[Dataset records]

** Start **

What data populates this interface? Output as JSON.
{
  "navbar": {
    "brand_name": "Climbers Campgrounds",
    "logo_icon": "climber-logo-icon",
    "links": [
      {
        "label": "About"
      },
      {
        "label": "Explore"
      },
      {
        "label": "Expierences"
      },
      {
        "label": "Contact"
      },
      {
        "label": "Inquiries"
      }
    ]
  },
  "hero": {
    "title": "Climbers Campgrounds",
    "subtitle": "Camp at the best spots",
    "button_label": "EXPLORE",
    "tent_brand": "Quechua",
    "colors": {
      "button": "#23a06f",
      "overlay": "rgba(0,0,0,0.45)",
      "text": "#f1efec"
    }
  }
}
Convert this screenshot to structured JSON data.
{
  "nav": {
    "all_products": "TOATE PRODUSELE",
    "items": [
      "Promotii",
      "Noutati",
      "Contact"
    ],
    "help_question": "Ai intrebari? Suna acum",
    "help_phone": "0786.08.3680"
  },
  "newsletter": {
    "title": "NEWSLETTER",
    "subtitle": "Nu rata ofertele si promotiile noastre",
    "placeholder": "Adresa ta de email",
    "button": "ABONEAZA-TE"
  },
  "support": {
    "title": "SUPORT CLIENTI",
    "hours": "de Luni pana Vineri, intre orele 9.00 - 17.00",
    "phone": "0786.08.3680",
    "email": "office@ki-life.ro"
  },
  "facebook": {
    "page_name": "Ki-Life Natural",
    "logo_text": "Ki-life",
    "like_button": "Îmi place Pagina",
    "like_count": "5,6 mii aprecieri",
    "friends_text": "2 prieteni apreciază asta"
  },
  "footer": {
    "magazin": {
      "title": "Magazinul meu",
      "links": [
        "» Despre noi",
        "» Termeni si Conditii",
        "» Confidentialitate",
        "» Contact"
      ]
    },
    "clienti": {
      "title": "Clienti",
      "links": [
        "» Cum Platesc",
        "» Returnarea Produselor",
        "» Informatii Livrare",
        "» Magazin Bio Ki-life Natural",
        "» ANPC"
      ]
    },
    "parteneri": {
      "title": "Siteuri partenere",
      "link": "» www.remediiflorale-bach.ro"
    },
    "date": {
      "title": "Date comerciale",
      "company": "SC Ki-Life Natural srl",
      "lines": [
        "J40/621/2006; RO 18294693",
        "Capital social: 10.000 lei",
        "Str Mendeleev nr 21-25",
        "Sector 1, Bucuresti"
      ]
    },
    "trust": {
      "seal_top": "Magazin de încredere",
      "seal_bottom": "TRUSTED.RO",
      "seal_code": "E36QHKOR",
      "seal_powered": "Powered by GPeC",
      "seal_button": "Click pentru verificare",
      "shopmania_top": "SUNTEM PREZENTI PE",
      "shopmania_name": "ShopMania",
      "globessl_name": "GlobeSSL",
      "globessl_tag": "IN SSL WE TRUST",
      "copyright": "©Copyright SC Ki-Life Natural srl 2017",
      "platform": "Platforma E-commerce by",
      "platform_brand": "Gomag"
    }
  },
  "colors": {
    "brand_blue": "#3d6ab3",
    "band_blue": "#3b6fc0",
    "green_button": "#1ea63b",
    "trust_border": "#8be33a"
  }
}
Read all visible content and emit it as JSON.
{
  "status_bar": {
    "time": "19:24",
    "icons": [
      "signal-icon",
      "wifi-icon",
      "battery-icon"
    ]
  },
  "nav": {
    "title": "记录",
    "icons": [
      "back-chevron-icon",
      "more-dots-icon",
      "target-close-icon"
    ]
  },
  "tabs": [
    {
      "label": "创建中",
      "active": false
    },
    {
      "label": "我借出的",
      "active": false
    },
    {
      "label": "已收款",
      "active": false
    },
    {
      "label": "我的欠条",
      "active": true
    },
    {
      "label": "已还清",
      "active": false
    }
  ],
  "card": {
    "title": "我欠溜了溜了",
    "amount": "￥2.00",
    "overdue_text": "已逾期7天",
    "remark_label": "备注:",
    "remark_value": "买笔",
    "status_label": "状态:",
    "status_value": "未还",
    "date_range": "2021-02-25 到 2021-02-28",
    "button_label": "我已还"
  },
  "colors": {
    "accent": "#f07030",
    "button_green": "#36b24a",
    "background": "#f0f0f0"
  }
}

** End **

→ Exercise: From the data above, extract every line in its exact form.

→ Written solution:
What data populates this interface? Output as JSON.
{
  "navbar": {
    "brand_name": "Climbers Campgrounds",
    "logo_icon": "climber-logo-icon",
    "links": [
      {
        "label": "About"
      },
      {
        "label": "Explore"
      },
      {
        "label": "Expierences"
      },
      {
        "label": "Contact"
      },
      {
        "label": "Inquiries"
      }
    ]
  },
  "hero": {
    "title": "Climbers Campgrounds",
    "subtitle": "Camp at the best spots",
    "button_label": "EXPLORE",
    "tent_brand": "Quechua",
    "colors": {
      "button": "#23a06f",
      "overlay": "rgba(0,0,0,0.45)",
      "text": "#f1efec"
    }
  }
}
Convert this screenshot to structured JSON data.
{
  "nav": {
    "all_products": "TOATE PRODUSELE",
    "items": [
      "Promotii",
      "Noutati",
      "Contact"
    ],
    "help_question": "Ai intrebari? Suna acum",
    "help_phone": "0786.08.3680"
  },
  "newsletter": {
    "title": "NEWSLETTER",
    "subtitle": "Nu rata ofertele si promotiile noastre",
    "placeholder": "Adresa ta de email",
    "button": "ABONEAZA-TE"
  },
  "support": {
    "title": "SUPORT CLIENTI",
    "hours": "de Luni pana Vineri, intre orele 9.00 - 17.00",
    "phone": "0786.08.3680",
    "email": "office@ki-life.ro"
  },
  "facebook": {
    "page_name": "Ki-Life Natural",
    "logo_text": "Ki-life",
    "like_button": "Îmi place Pagina",
    "like_count": "5,6 mii aprecieri",
    "friends_text": "2 prieteni apreciază asta"
  },
  "footer": {
    "magazin": {
      "title": "Magazinul meu",
      "links": [
        "» Despre noi",
        "» Termeni si Conditii",
        "» Confidentialitate",
        "» Contact"
      ]
    },
    "clienti": {
      "title": "Clienti",
      "links": [
        "» Cum Platesc",
        "» Returnarea Produselor",
        "» Informatii Livrare",
        "» Magazin Bio Ki-life Natural",
        "» ANPC"
      ]
    },
    "parteneri": {
      "title": "Siteuri partenere",
      "link": "» www.remediiflorale-bach.ro"
    },
    "date": {
      "title": "Date comerciale",
      "company": "SC Ki-Life Natural srl",
      "lines": [
        "J40/621/2006; RO 18294693",
        "Capital social: 10.000 lei",
        "Str Mendeleev nr 21-25",
        "Sector 1, Bucuresti"
      ]
    },
    "trust": {
      "seal_top": "Magazin de încredere",
      "seal_bottom": "TRUSTED.RO",
      "seal_code": "E36QHKOR",
      "seal_powered": "Powered by GPeC",
      "seal_button": "Click pentru verificare",
      "shopmania_top": "SUNTEM PREZENTI PE",
      "shopmania_name": "ShopMania",
      "globessl_name": "GlobeSSL",
      "globessl_tag": "IN SSL WE TRUST",
      "copyright": "©Copyright SC Ki-Life Natural srl 2017",
      "platform": "Platforma E-commerce by",
      "platform_brand": "Gomag"
    }
  },
  "colors": {
    "brand_blue": "#3d6ab3",
    "band_blue": "#3b6fc0",
    "green_button": "#1ea63b",
    "trust_border": "#8be33a"
  }
}
Read all visible content and emit it as JSON.
{
  "status_bar": {
    "time": "19:24",
    "icons": [
      "signal-icon",
      "wifi-icon",
      "battery-icon"
    ]
  },
  "nav": {
    "title": "记录",
    "icons": [
      "back-chevron-icon",
      "more-dots-icon",
      "target-close-icon"
    ]
  },
  "tabs": [
    {
      "label": "创建中",
      "active": false
    },
    {
      "label": "我借出的",
      "active": false
    },
    {
      "label": "已收款",
      "active": false
    },
    {
      "label": "我的欠条",
      "active": true
    },
    {
      "label": "已还清",
      "active": false
    }
  ],
  "card": {
    "title": "我欠溜了溜了",
    "amount": "￥2.00",
    "overdue_text": "已逾期7天",
    "remark_label": "备注:",
    "remark_value": "买笔",
    "status_label": "状态:",
    "status_value": "未还",
    "date_range": "2021-02-25 到 2021-02-28",
    "button_label": "我已还"
  },
  "colors": {
    "accent": "#f07030",
    "button_green": "#36b24a",
    "background": "#f0f0f0"
  }
}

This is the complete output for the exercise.